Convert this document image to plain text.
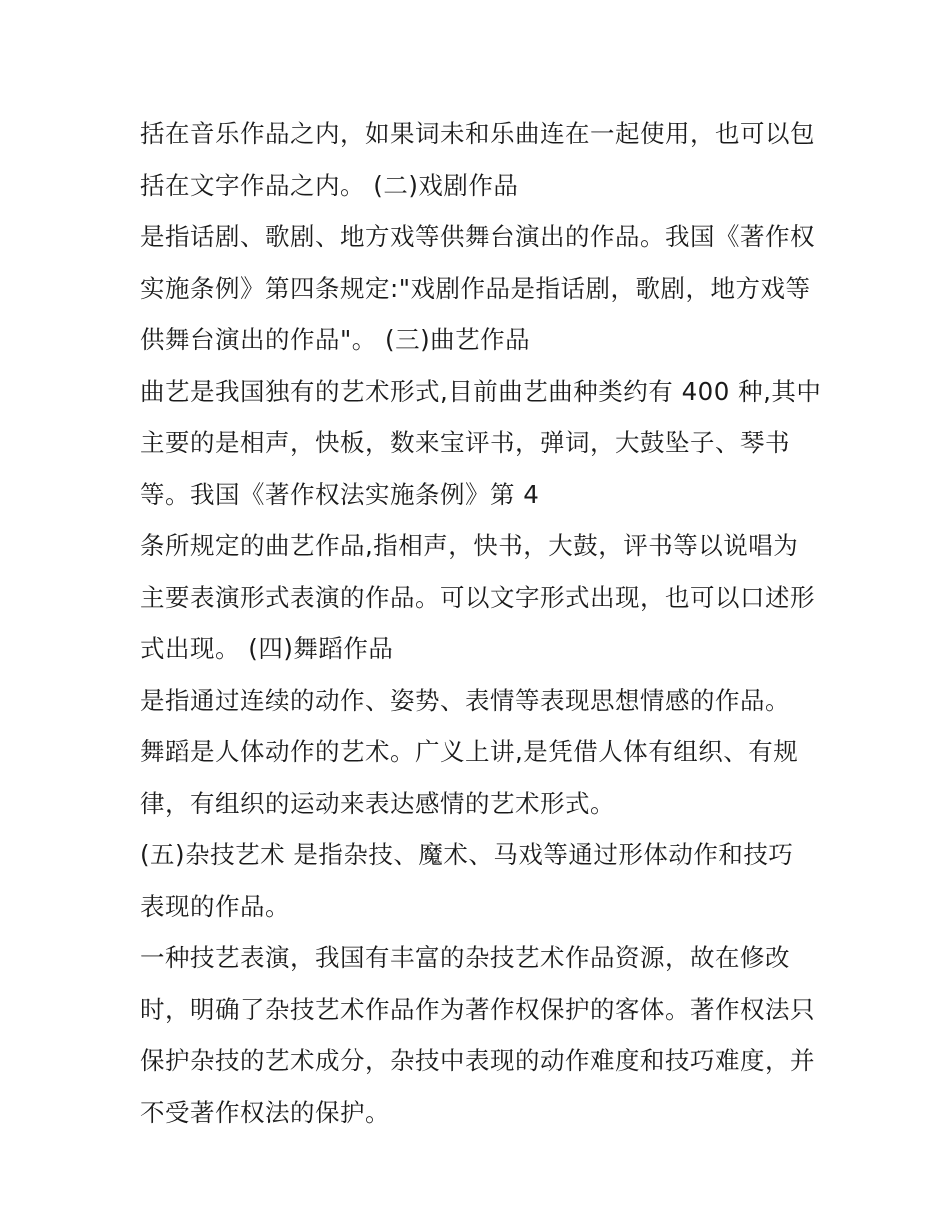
括在音乐作品之内，如果词未和乐曲连在一起使用，也可以包
括在文字作品之内。 (二)戏剧作品
是指话剧、歌剧、地方戏等供舞台演出的作品。我国《著作权
实施条例》第四条规定:"戏剧作品是指话剧，歌剧，地方戏等
供舞台演出的作品"。 (三)曲艺作品
曲艺是我国独有的艺术形式,目前曲艺曲种类约有 400 种,其中
主要的是相声，快板，数来宝评书，弹词，大鼓坠子、琴书
等。我国《著作权法实施条例》第 4
条所规定的曲艺作品,指相声，快书，大鼓，评书等以说唱为
主要表演形式表演的作品。可以文字形式出现，也可以口述形
式出现。 (四)舞蹈作品
是指通过连续的动作、姿势、表情等表现思想情感的作品。
舞蹈是人体动作的艺术。广义上讲,是凭借人体有组织、有规
律，有组织的运动来表达感情的艺术形式。
(五)杂技艺术 是指杂技、魔术、马戏等通过形体动作和技巧
表现的作品。
一种技艺表演，我国有丰富的杂技艺术作品资源，故在修改
时，明确了杂技艺术作品作为著作权保护的客体。著作权法只
保护杂技的艺术成分，杂技中表现的动作难度和技巧难度，并
不受著作权法的保护。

EXERCISE:
What is needed is an exact reproduction of the data, pictures excluded.

ANSWER BELOW:
Convert this document image to plain text.
括在音乐作品之内，如果词未和乐曲连在一起使用，也可以包
括在文字作品之内。 (二)戏剧作品
是指话剧、歌剧、地方戏等供舞台演出的作品。我国《著作权
实施条例》第四条规定:"戏剧作品是指话剧，歌剧，地方戏等
供舞台演出的作品"。 (三)曲艺作品
曲艺是我国独有的艺术形式,目前曲艺曲种类约有 400 种,其中
主要的是相声，快板，数来宝评书，弹词，大鼓坠子、琴书
等。我国《著作权法实施条例》第 4
条所规定的曲艺作品,指相声，快书，大鼓，评书等以说唱为
主要表演形式表演的作品。可以文字形式出现，也可以口述形
式出现。 (四)舞蹈作品
是指通过连续的动作、姿势、表情等表现思想情感的作品。
舞蹈是人体动作的艺术。广义上讲,是凭借人体有组织、有规
律，有组织的运动来表达感情的艺术形式。
(五)杂技艺术 是指杂技、魔术、马戏等通过形体动作和技巧
表现的作品。
一种技艺表演，我国有丰富的杂技艺术作品资源，故在修改
时，明确了杂技艺术作品作为著作权保护的客体。著作权法只
保护杂技的艺术成分，杂技中表现的动作难度和技巧难度，并
不受著作权法的保护。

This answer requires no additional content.